## [Required task]
Give the entries again, word for word.

##### Materials provided

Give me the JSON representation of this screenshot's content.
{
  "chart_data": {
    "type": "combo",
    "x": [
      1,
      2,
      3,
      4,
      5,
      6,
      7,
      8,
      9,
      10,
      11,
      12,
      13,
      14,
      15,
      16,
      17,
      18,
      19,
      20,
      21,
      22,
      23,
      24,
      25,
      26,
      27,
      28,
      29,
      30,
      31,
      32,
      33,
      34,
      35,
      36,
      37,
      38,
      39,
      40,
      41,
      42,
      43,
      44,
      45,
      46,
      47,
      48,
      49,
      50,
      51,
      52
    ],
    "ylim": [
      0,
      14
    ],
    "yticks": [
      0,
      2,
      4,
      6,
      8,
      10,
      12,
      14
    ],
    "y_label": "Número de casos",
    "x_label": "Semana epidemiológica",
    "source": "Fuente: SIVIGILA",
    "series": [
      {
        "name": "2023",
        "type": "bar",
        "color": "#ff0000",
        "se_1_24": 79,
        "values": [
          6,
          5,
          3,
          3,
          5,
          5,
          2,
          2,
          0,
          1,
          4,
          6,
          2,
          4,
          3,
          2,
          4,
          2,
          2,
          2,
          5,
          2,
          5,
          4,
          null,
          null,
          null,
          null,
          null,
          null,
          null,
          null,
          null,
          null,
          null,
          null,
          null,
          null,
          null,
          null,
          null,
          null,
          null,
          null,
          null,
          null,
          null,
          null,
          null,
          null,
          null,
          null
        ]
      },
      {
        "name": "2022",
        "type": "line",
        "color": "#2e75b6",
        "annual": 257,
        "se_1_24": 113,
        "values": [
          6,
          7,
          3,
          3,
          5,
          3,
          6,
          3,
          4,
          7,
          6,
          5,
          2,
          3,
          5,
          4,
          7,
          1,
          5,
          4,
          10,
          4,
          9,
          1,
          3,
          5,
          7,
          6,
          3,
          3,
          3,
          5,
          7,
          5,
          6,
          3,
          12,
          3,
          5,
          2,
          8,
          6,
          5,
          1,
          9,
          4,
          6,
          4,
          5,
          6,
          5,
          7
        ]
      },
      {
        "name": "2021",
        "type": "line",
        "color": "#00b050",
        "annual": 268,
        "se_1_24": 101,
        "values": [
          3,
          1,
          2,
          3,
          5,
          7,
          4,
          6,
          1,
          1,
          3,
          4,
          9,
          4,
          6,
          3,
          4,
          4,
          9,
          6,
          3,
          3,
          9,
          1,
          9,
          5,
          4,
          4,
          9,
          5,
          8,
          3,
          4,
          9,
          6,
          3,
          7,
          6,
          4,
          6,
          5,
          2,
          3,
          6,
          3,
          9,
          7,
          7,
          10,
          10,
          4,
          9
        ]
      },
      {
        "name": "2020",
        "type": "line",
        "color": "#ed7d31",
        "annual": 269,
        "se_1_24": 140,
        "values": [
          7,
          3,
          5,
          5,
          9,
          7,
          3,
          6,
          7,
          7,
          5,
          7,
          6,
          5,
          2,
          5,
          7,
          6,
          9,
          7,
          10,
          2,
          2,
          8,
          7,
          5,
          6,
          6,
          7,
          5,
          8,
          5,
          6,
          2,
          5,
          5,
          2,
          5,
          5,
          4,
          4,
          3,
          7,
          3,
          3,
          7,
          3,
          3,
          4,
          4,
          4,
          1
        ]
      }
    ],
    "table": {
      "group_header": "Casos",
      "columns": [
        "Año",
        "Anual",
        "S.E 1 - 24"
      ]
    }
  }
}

##########

## [The answer]
Give me the JSON representation of this screenshot's content.
{
  "chart_data": {
    "type": "combo",
    "x": [
      1,
      2,
      3,
      4,
      5,
      6,
      7,
      8,
      9,
      10,
      11,
      12,
      13,
      14,
      15,
      16,
      17,
      18,
      19,
      20,
      21,
      22,
      23,
      24,
      25,
      26,
      27,
      28,
      29,
      30,
      31,
      32,
      33,
      34,
      35,
      36,
      37,
      38,
      39,
      40,
      41,
      42,
      43,
      44,
      45,
      46,
      47,
      48,
      49,
      50,
      51,
      52
    ],
    "ylim": [
      0,
      14
    ],
    "yticks": [
      0,
      2,
      4,
      6,
      8,
      10,
      12,
      14
    ],
    "y_label": "Número de casos",
    "x_label": "Semana epidemiológica",
    "source": "Fuente: SIVIGILA",
    "series": [
      {
        "name": "2023",
        "type": "bar",
        "color": "#ff0000",
        "se_1_24": 79,
        "values": [
          6,
          5,
          3,
          3,
          5,
          5,
          2,
          2,
          0,
          1,
          4,
          6,
          2,
          4,
          3,
          2,
          4,
          2,
          2,
          2,
          5,
          2,
          5,
          4,
          null,
          null,
          null,
          null,
          null,
          null,
          null,
          null,
          null,
          null,
          null,
          null,
          null,
          null,
          null,
          null,
          null,
          null,
          null,
          null,
          null,
          null,
          null,
          null,
          null,
          null,
          null,
          null
        ]
      },
      {
        "name": "2022",
        "type": "line",
        "color": "#2e75b6",
        "annual": 257,
        "se_1_24": 113,
        "values": [
          6,
          7,
          3,
          3,
          5,
          3,
          6,
          3,
          4,
          7,
          6,
          5,
          2,
          3,
          5,
          4,
          7,
          1,
          5,
          4,
          10,
          4,
          9,
          1,
          3,
          5,
          7,
          6,
          3,
          3,
          3,
          5,
          7,
          5,
          6,
          3,
          12,
          3,
          5,
          2,
          8,
          6,
          5,
          1,
          9,
          4,
          6,
          4,
          5,
          6,
          5,
          7
        ]
      },
      {
        "name": "2021",
        "type": "line",
        "color": "#00b050",
        "annual": 268,
        "se_1_24": 101,
        "values": [
          3,
          1,
          2,
          3,
          5,
          7,
          4,
          6,
          1,
          1,
          3,
          4,
          9,
          4,
          6,
          3,
          4,
          4,
          9,
          6,
          3,
          3,
          9,
          1,
          9,
          5,
          4,
          4,
          9,
          5,
          8,
          3,
          4,
          9,
          6,
          3,
          7,
          6,
          4,
          6,
          5,
          2,
          3,
          6,
          3,
          9,
          7,
          7,
          10,
          10,
          4,
          9
        ]
      },
      {
        "name": "2020",
        "type": "line",
        "color": "#ed7d31",
        "annual": 269,
        "se_1_24": 140,
        "values": [
          7,
          3,
          5,
          5,
          9,
          7,
          3,
          6,
          7,
          7,
          5,
          7,
          6,
          5,
          2,
          5,
          7,
          6,
          9,
          7,
          10,
          2,
          2,
          8,
          7,
          5,
          6,
          6,
          7,
          5,
          8,
          5,
          6,
          2,
          5,
          5,
          2,
          5,
          5,
          4,
          4,
          3,
          7,
          3,
          3,
          7,
          3,
          3,
          4,
          4,
          4,
          1
        ]
      }
    ],
    "table": {
      "group_header": "Casos",
      "columns": [
        "Año",
        "Anual",
        "S.E 1 - 24"
      ]
    }
  }
}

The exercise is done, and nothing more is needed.